═════ Kutipan
Kata (وهنا) wahnan yaitu kelemahan yang dirasakan oleh seorang ibu untuk memikul beban kandungan yang kian memberat sesuai dengan usia kandungan.
Maka untuk itulah kita diperintahkan untuk berbuat baik kepada mereka, dan bersyukur kepada Allah yang menciptakan kita melalui perantara keduanya dan bersyukur pula kepada kedua orang tua yang senantiasa melimpahkan kasih sayangnya kepada kita sebagai seorang anak.
Nilai pendidikan yang harus kita ambil yaitu bagaimana cara untuk mempergauli kedua orang tua baik mereka sudah lanjut usia yang dalam pemeliharaan kita.
– Ayat 15
وِان جاهداك على ان تشرك بي ماليس لك به علم فلا تطعهما وصاحبهما في الدنيامعروفا واتبع سبيل من اناب الي ثم الي مرجعكم فانبئكم بماكنتم تعملون.
Setelah ayat lalu menekankan tentang pentingnya berbuat baik kepada orang tua, maka dalam ayat di atas dinyatakan pengecualian untuk mentaati perintah kedua orangtua.
Kata ( جاهداك) terambil dari kata (جهد) juhd yakni kemampuan atau sungguh-sungguh. Kata ini digunakan dalam ayat karena adanya upaya sungguh-sungguh.
Dalam hal ini, sebagaimana makna kata اكجهد adanya unsur paksaan dari orang tua untuk mentaati kemauanya yang melencengkan aqidah maka tidak harus diikuti apalagi hanya sekedar ajakan.
Asbabun nuzul ayat ini berkenaan Sa’ad bin Malik. Sa’ad bin Malik mengatakan, “aku sangat mencintai ibuku. Saat aku masuk islam ibuku tidak setuju dan berkata, ‘anakku, kau pilih salah satu, kamu tinggalkan Islam atau aku tidak akan makan sampai aku mati.
Aku bertekad untuk tetap memeluk Islam. Namun ibuku malaksanakan ancamannya selama tiga hari tiga malam. Aku bersedih dan berkata, ‘ibu, jika ibu memiliki seribu jiwa (nyawa) dan satu persatu meninggal, aku akan tetap dalam Islam. Karena itu terserah ibu mau makan atau tidak, akhirnya ibuku pun luluh dan mau makan kembali.” (H.R. at-Tabrani).
══════════
◆ Soal dan Tugas:
- 1) Jawab pertanyaan berikut berdasarkan kutipan.
(a) Apa arti kata wahnan?
(b) Asbabun nuzul ayat 15 berkenaan dengan siapa?
(c) Berapa lama ibu Sa'ad bin Malik melaksanakan ancamannya?
- 2) Menurut kutipan, mengapa kata (جاهداك) digunakan dalam ayat 15? Jelaskan dalam satu sampai tiga kalimat.
- 3) Sunting kutipan dengan menulis ulang bagian yang diawali kata-kata "Maka untuk itulah" dan diakhiri "sebagai seorang anak.". Ganti "kasih sayangnya" dengan "cintanya".
═════ Data yang Disediakan
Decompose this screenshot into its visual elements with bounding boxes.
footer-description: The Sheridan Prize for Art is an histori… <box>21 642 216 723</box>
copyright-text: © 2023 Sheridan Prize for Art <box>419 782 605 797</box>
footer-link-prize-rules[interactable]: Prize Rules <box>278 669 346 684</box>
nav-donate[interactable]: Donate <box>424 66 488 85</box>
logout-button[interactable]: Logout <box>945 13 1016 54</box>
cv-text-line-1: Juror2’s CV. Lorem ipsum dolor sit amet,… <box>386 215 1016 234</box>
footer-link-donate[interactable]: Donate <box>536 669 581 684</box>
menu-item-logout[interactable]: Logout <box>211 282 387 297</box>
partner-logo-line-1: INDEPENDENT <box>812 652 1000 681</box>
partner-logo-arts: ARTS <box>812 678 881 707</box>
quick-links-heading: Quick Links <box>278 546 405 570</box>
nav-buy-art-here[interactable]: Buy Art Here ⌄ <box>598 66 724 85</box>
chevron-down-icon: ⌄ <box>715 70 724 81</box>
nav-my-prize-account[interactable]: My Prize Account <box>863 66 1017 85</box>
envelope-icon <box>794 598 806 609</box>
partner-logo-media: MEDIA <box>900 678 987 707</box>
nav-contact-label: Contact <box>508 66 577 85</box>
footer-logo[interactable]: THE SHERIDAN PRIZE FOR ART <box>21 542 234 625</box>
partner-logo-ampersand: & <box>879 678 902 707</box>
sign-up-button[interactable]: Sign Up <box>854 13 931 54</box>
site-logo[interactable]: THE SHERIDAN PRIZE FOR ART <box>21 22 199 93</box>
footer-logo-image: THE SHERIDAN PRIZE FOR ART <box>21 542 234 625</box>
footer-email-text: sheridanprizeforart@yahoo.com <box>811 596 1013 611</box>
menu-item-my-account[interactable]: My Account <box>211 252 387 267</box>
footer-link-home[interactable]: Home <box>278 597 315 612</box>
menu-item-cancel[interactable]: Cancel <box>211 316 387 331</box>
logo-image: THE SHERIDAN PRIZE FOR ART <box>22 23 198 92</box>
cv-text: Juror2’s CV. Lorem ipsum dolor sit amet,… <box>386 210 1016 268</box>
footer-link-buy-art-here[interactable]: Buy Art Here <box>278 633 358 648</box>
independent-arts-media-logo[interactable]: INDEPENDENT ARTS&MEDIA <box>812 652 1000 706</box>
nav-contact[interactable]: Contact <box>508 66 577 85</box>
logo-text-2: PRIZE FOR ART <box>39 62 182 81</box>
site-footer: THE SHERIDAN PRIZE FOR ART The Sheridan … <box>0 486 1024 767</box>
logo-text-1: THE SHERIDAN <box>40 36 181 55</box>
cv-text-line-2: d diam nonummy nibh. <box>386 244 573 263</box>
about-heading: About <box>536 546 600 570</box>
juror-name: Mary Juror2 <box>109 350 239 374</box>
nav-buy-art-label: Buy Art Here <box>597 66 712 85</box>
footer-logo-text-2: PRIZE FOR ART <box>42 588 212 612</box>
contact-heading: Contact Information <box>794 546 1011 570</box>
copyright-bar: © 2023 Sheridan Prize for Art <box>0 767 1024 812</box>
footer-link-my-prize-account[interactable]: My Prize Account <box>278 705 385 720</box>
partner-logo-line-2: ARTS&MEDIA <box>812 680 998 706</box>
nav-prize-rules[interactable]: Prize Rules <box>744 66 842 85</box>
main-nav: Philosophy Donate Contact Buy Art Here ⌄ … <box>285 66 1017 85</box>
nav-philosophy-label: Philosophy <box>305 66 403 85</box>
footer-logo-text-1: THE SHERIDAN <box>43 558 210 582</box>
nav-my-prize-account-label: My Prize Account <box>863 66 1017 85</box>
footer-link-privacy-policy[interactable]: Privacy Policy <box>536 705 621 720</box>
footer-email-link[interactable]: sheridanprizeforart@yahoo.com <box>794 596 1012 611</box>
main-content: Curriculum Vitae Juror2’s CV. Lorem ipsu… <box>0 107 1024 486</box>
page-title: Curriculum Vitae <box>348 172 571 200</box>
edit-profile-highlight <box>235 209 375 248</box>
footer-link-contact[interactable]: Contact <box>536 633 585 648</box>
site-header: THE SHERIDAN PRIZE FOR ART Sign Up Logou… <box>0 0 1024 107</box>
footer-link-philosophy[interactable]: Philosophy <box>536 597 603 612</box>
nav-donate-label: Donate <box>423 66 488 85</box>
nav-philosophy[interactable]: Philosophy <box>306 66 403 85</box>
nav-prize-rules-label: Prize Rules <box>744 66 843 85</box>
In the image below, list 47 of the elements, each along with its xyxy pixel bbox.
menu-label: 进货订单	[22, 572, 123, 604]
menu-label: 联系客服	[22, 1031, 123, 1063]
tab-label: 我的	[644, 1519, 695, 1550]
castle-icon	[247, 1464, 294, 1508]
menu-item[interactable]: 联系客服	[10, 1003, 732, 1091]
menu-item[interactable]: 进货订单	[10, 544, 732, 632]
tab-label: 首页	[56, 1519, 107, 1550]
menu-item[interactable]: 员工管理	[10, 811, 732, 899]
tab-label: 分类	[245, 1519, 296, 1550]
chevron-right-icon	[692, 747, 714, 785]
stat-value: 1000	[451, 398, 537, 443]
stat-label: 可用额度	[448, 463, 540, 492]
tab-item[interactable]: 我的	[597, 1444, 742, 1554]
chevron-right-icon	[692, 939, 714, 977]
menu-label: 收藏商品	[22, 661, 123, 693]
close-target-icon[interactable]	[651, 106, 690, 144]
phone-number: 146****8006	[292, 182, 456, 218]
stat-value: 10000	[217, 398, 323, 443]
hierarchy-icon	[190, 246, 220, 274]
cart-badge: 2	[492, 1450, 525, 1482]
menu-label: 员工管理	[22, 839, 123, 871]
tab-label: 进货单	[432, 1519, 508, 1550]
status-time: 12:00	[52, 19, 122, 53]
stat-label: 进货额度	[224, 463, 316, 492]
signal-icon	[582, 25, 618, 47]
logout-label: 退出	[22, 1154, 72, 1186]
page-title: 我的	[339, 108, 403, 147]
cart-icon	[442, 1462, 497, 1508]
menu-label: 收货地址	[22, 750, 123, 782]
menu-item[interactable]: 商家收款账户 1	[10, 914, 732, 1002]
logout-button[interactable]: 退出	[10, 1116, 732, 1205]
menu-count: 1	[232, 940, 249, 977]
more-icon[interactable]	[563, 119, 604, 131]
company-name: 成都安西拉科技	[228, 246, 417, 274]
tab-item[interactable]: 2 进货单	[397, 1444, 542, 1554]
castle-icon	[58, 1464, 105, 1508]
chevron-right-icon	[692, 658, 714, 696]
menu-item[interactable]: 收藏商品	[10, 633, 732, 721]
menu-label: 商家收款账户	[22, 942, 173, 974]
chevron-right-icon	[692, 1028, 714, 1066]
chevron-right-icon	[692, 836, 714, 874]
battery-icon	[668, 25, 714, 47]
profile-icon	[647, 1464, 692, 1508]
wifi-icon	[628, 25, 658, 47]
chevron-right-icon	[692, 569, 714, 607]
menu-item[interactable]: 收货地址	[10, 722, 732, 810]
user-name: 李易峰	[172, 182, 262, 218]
══════════
◆ Jawaban yang Diharapkan:
- 1)
(a) Wahnan adalah kelemahan yang dirasakan seorang ibu saat memikul beban kandungan yang kian memberat sesuai dengan usia kandungan.
(b) Sa'ad bin Malik.
(c) Selama tiga hari tiga malam.

- 2) Kata (جاهداك) berasal dari kata (جهد) juhd, yang berarti kemampuan atau sungguh-sungguh. Kata ini dipakai dalam ayat karena adanya upaya sungguh-sungguh dari orang tua.

- 3)
Maka untuk itulah kita diperintahkan untuk berbuat baik kepada mereka, dan bersyukur kepada Allah yang menciptakan kita melalui perantara keduanya dan bersyukur pula kepada kedua orang tua yang senantiasa melimpahkan cintanya kepada kita sebagai seorang anak.